Figure contents as structured data:
## Begin

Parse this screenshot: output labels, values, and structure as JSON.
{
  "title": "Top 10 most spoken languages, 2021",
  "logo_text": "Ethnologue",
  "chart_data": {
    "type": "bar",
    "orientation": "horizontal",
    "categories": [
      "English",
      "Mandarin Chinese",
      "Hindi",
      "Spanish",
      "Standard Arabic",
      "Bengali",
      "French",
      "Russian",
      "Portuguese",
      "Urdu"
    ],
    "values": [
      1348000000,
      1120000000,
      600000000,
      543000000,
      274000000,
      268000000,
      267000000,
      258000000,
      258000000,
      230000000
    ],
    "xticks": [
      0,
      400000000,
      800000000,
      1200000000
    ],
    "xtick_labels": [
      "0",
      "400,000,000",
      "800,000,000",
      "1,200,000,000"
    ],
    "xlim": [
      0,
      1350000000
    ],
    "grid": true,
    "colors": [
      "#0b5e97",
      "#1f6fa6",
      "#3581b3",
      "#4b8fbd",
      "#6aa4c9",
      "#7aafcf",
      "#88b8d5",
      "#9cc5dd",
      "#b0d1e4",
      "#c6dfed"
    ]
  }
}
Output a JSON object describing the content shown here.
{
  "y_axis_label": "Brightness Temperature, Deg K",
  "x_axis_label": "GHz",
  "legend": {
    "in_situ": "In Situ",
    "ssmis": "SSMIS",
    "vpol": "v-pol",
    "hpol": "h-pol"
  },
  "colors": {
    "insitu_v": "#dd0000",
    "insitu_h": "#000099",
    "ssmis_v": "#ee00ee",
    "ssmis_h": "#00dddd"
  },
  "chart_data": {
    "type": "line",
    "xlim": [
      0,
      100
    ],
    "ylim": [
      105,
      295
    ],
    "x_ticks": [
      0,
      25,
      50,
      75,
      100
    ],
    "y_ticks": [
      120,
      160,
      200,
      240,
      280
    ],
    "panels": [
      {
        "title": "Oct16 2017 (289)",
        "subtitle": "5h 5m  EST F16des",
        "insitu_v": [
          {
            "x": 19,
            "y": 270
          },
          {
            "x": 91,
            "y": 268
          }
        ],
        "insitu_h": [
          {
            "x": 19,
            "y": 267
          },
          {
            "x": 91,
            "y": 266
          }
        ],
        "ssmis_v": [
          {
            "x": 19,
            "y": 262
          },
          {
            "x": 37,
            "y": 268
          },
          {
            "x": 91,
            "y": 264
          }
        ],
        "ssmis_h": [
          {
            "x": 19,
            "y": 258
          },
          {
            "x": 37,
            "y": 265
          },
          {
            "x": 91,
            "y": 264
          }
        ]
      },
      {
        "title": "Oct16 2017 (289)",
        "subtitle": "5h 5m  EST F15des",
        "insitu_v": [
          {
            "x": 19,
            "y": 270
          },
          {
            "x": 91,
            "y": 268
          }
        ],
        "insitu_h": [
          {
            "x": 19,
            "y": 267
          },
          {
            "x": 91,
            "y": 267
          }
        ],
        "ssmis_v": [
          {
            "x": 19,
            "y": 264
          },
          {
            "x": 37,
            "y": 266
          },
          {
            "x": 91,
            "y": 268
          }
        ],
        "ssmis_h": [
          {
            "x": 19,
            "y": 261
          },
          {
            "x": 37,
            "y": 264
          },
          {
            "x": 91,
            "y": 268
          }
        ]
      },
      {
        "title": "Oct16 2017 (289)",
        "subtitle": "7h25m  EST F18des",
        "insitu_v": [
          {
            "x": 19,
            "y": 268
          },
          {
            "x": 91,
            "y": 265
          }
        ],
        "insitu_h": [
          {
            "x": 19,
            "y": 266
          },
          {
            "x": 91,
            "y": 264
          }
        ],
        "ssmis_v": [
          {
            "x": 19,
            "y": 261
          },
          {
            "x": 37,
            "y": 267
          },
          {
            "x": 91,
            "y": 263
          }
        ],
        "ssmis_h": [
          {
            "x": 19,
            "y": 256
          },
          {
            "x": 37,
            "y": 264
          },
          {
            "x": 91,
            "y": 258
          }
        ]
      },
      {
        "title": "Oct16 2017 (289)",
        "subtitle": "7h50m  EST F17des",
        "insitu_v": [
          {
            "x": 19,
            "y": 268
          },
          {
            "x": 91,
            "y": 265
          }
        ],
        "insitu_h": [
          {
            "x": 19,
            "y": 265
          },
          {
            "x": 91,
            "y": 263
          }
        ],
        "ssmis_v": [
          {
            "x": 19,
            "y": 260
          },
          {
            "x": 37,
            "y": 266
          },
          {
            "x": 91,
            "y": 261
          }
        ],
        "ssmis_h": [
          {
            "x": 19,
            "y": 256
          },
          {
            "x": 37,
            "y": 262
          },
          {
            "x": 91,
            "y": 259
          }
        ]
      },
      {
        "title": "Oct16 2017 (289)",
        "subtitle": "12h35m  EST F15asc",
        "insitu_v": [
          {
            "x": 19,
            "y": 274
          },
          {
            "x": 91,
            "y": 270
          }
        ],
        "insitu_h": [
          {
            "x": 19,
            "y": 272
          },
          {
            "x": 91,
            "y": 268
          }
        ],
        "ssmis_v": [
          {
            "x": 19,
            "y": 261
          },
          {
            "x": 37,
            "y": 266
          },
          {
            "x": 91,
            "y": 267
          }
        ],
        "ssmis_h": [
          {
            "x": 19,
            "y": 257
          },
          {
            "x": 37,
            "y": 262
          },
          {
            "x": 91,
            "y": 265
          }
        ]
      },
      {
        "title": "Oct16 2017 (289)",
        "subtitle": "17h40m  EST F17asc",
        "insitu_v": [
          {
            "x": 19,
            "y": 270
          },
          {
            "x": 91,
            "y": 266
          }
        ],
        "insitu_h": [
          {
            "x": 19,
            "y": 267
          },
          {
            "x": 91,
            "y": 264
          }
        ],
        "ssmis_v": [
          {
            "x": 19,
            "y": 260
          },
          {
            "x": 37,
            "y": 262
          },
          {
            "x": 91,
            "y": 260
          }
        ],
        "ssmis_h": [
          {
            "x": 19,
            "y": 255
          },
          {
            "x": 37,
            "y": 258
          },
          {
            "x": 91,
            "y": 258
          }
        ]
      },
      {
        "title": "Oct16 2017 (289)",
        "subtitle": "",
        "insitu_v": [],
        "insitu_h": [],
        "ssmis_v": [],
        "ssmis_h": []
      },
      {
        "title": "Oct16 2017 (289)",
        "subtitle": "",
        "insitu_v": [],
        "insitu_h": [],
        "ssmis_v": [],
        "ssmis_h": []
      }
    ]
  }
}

## End

Filter out every line that lacks the word "JSON", and copy the rest.

Parse this screenshot: output labels, values, and structure as JSON.
Output a JSON object describing the content shown here.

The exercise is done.